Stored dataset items
------------------------------------------------------------------------

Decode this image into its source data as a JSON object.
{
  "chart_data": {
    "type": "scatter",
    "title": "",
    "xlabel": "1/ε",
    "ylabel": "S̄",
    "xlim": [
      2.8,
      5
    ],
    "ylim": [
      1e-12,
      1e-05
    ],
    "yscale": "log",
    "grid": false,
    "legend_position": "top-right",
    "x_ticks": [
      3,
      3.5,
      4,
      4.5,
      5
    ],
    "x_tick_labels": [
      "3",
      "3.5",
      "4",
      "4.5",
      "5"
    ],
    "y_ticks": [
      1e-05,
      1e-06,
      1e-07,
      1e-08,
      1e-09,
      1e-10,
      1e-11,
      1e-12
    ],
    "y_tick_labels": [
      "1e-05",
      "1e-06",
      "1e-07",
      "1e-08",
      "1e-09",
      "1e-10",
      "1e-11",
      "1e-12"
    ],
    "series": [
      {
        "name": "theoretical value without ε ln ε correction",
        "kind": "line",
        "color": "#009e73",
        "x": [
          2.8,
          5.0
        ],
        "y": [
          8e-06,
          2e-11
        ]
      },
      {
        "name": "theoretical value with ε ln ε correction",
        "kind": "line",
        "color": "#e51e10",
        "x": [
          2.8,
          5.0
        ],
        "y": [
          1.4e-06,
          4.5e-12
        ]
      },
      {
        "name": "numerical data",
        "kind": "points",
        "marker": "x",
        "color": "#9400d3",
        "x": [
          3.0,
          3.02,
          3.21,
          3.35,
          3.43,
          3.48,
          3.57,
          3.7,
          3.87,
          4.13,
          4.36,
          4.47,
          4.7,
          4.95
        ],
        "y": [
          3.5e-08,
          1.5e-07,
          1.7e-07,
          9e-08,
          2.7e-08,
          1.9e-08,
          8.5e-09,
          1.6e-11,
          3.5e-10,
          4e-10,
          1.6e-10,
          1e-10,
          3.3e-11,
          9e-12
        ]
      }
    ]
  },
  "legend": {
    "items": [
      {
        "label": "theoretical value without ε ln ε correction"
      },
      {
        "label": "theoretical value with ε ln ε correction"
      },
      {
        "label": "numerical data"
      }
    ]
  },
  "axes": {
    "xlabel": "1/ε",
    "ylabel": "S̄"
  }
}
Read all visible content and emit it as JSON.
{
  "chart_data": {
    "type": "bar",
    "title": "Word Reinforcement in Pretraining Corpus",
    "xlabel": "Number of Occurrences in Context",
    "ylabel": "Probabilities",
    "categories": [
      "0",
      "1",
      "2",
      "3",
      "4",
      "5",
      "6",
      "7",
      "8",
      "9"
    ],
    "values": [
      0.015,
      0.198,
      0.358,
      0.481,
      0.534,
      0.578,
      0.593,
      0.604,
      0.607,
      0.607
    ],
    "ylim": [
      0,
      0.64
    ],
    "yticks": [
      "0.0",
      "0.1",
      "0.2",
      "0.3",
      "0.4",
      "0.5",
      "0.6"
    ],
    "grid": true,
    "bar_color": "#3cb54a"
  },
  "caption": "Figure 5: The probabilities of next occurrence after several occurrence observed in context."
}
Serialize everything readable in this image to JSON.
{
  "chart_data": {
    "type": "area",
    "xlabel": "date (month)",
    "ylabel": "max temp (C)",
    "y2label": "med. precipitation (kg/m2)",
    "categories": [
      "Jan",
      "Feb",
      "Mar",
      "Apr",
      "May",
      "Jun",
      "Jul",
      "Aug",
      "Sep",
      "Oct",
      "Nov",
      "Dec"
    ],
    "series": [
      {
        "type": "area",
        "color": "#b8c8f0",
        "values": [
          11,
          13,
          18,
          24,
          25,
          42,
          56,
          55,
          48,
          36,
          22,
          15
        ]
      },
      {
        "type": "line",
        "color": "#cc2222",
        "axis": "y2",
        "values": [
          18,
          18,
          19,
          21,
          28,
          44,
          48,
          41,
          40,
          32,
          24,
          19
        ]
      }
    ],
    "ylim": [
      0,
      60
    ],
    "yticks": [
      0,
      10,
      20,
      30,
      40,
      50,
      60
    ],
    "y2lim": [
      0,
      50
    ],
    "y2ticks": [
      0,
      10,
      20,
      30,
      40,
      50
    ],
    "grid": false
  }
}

------------------------------------------------------------------------

WORK TO DO: Transcribe every line of the data, exactly as it stands.

EXERCISE OUTPUT:
Decode this image into its source data as a JSON object.
{
  "chart_data": {
    "type": "scatter",
    "title": "",
    "xlabel": "1/ε",
    "ylabel": "S̄",
    "xlim": [
      2.8,
      5
    ],
    "ylim": [
      1e-12,
      1e-05
    ],
    "yscale": "log",
    "grid": false,
    "legend_position": "top-right",
    "x_ticks": [
      3,
      3.5,
      4,
      4.5,
      5
    ],
    "x_tick_labels": [
      "3",
      "3.5",
      "4",
      "4.5",
      "5"
    ],
    "y_ticks": [
      1e-05,
      1e-06,
      1e-07,
      1e-08,
      1e-09,
      1e-10,
      1e-11,
      1e-12
    ],
    "y_tick_labels": [
      "1e-05",
      "1e-06",
      "1e-07",
      "1e-08",
      "1e-09",
      "1e-10",
      "1e-11",
      "1e-12"
    ],
    "series": [
      {
        "name": "theoretical value without ε ln ε correction",
        "kind": "line",
        "color": "#009e73",
        "x": [
          2.8,
          5.0
        ],
        "y": [
          8e-06,
          2e-11
        ]
      },
      {
        "name": "theoretical value with ε ln ε correction",
        "kind": "line",
        "color": "#e51e10",
        "x": [
          2.8,
          5.0
        ],
        "y": [
          1.4e-06,
          4.5e-12
        ]
      },
      {
        "name": "numerical data",
        "kind": "points",
        "marker": "x",
        "color": "#9400d3",
        "x": [
          3.0,
          3.02,
          3.21,
          3.35,
          3.43,
          3.48,
          3.57,
          3.7,
          3.87,
          4.13,
          4.36,
          4.47,
          4.7,
          4.95
        ],
        "y": [
          3.5e-08,
          1.5e-07,
          1.7e-07,
          9e-08,
          2.7e-08,
          1.9e-08,
          8.5e-09,
          1.6e-11,
          3.5e-10,
          4e-10,
          1.6e-10,
          1e-10,
          3.3e-11,
          9e-12
        ]
      }
    ]
  },
  "legend": {
    "items": [
      {
        "label": "theoretical value without ε ln ε correction"
      },
      {
        "label": "theoretical value with ε ln ε correction"
      },
      {
        "label": "numerical data"
      }
    ]
  },
  "axes": {
    "xlabel": "1/ε",
    "ylabel": "S̄"
  }
}
Read all visible content and emit it as JSON.
{
  "chart_data": {
    "type": "bar",
    "title": "Word Reinforcement in Pretraining Corpus",
    "xlabel": "Number of Occurrences in Context",
    "ylabel": "Probabilities",
    "categories": [
      "0",
      "1",
      "2",
      "3",
      "4",
      "5",
      "6",
      "7",
      "8",
      "9"
    ],
    "values": [
      0.015,
      0.198,
      0.358,
      0.481,
      0.534,
      0.578,
      0.593,
      0.604,
      0.607,
      0.607
    ],
    "ylim": [
      0,
      0.64
    ],
    "yticks": [
      "0.0",
      "0.1",
      "0.2",
      "0.3",
      "0.4",
      "0.5",
      "0.6"
    ],
    "grid": true,
    "bar_color": "#3cb54a"
  },
  "caption": "Figure 5: The probabilities of next occurrence after several occurrence observed in context."
}
Serialize everything readable in this image to JSON.
{
  "chart_data": {
    "type": "area",
    "xlabel": "date (month)",
    "ylabel": "max temp (C)",
    "y2label": "med. precipitation (kg/m2)",
    "categories": [
      "Jan",
      "Feb",
      "Mar",
      "Apr",
      "May",
      "Jun",
      "Jul",
      "Aug",
      "Sep",
      "Oct",
      "Nov",
      "Dec"
    ],
    "series": [
      {
        "type": "area",
        "color": "#b8c8f0",
        "values": [
          11,
          13,
          18,
          24,
          25,
          42,
          56,
          55,
          48,
          36,
          22,
          15
        ]
      },
      {
        "type": "line",
        "color": "#cc2222",
        "axis": "y2",
        "values": [
          18,
          18,
          19,
          21,
          28,
          44,
          48,
          41,
          40,
          32,
          24,
          19
        ]
      }
    ],
    "ylim": [
      0,
      60
    ],
    "yticks": [
      0,
      10,
      20,
      30,
      40,
      50,
      60
    ],
    "y2lim": [
      0,
      50
    ],
    "y2ticks": [
      0,
      10,
      20,
      30,
      40,
      50
    ],
    "grid": false
  }
}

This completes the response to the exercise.